SET PROBLEM: Select from the data all lines with the word "transmission".

........

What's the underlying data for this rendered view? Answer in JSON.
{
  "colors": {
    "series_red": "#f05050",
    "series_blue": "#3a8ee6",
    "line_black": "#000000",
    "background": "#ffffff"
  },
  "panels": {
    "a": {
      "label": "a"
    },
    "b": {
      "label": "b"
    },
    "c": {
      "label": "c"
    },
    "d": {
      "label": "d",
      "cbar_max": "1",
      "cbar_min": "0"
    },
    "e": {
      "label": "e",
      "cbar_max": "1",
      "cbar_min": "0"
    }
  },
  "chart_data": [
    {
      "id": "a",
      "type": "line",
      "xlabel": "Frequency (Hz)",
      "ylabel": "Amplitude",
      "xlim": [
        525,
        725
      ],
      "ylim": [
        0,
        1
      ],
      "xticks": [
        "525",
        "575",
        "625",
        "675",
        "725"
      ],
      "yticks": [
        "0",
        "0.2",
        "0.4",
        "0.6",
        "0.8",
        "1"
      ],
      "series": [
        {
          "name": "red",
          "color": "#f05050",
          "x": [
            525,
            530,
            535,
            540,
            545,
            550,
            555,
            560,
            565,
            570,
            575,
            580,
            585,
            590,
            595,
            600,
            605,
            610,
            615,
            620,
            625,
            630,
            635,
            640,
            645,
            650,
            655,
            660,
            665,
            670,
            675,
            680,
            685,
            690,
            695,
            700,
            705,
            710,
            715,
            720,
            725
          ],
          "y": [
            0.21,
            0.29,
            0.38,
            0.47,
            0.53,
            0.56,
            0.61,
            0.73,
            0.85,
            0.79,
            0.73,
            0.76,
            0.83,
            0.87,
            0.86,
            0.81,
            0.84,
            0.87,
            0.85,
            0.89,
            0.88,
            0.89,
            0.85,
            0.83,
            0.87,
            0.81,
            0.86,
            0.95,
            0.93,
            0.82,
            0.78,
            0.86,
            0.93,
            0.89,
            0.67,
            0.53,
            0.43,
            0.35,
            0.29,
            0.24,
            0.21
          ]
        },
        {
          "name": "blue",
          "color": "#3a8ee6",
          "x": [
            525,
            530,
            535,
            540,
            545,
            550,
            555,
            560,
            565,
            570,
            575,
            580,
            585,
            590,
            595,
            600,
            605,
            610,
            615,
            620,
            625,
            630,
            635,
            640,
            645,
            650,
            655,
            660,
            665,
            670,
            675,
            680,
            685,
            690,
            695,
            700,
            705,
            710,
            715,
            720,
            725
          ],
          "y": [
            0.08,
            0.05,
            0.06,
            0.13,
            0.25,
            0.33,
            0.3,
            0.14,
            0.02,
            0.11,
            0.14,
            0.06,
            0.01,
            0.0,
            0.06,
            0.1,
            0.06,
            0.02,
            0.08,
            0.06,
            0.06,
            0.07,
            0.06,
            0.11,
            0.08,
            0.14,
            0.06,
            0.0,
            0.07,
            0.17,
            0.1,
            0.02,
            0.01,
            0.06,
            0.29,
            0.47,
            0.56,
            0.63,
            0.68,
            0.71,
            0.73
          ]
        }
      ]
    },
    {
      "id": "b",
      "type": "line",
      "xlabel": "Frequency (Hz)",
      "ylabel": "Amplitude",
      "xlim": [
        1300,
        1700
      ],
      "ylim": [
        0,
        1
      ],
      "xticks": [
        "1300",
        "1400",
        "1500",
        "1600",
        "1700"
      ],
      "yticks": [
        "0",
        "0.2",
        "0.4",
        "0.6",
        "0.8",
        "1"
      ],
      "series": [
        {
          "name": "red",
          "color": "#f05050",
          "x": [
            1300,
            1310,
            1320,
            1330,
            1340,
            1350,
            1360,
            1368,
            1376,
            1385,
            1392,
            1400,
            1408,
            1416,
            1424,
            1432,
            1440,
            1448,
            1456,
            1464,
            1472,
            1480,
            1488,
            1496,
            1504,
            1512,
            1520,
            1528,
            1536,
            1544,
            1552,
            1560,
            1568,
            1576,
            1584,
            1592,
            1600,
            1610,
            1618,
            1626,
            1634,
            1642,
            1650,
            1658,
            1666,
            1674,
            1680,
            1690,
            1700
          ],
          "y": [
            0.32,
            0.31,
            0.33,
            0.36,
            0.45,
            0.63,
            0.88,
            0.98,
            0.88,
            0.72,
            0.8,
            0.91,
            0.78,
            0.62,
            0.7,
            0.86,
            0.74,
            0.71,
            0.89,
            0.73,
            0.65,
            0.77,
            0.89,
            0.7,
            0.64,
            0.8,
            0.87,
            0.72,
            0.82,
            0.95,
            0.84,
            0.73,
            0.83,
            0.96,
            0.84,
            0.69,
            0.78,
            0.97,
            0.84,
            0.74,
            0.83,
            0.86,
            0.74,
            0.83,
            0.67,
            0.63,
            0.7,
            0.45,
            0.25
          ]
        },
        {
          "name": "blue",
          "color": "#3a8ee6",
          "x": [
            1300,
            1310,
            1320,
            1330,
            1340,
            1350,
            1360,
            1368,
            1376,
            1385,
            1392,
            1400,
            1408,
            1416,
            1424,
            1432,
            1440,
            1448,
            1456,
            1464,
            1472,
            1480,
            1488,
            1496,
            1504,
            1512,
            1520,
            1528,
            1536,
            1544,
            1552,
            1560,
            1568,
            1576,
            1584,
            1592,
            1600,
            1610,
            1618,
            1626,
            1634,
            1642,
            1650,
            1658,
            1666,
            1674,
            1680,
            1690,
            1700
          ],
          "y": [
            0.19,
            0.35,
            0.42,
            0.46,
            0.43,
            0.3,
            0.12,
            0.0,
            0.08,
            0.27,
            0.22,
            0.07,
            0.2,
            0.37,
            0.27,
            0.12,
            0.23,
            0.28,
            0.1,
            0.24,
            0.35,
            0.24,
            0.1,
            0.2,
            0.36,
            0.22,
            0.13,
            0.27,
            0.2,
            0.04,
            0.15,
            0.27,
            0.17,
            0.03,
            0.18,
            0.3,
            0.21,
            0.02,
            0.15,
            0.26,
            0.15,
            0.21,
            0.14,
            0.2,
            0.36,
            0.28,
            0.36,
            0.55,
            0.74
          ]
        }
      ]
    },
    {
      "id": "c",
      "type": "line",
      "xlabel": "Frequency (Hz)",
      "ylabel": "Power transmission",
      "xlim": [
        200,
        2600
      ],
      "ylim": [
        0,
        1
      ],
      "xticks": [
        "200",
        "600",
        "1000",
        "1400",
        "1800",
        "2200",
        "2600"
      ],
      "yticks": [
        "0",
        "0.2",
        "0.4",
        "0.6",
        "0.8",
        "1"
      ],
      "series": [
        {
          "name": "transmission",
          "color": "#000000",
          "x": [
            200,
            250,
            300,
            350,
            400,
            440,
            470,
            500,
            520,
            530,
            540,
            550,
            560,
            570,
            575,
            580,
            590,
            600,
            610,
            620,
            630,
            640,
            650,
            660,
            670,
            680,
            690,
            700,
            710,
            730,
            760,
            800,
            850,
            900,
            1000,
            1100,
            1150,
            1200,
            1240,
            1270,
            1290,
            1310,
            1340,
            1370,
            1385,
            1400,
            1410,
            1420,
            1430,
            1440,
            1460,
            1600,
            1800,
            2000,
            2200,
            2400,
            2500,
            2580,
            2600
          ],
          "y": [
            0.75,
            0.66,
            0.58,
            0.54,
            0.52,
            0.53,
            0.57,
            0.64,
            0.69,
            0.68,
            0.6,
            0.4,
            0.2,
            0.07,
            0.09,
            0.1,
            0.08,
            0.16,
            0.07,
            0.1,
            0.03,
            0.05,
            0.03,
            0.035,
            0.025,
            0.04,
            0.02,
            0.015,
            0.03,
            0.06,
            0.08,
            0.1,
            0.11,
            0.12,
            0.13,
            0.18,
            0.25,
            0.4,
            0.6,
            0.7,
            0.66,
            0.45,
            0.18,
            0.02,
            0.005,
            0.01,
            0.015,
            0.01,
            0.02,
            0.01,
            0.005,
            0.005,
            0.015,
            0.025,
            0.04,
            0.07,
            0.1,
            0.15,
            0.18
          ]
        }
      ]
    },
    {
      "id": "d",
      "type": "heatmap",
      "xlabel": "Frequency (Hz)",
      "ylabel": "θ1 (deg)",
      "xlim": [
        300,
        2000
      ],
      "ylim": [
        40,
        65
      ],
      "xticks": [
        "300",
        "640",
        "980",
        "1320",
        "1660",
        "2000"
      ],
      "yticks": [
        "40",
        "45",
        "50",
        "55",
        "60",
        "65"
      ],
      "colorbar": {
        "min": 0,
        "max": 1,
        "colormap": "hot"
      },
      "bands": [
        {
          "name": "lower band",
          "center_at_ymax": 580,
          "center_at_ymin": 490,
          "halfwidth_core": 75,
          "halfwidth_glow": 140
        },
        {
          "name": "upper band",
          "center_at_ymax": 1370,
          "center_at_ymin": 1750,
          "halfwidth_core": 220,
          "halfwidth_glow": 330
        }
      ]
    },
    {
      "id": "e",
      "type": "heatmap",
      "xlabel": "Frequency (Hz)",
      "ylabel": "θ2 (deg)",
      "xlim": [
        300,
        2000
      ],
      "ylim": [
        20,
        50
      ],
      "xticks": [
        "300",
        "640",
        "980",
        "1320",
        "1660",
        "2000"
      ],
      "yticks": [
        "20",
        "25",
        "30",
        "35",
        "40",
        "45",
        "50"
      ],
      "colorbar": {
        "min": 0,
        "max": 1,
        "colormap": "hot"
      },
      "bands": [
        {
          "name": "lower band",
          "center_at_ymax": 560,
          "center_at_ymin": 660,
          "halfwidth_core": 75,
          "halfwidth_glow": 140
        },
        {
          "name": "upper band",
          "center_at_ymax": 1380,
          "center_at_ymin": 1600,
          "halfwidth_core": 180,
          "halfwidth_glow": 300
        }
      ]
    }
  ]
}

........

SOLUTION TO THIS PROBLEM:
      "ylabel": "Power transmission",
          "name": "transmission",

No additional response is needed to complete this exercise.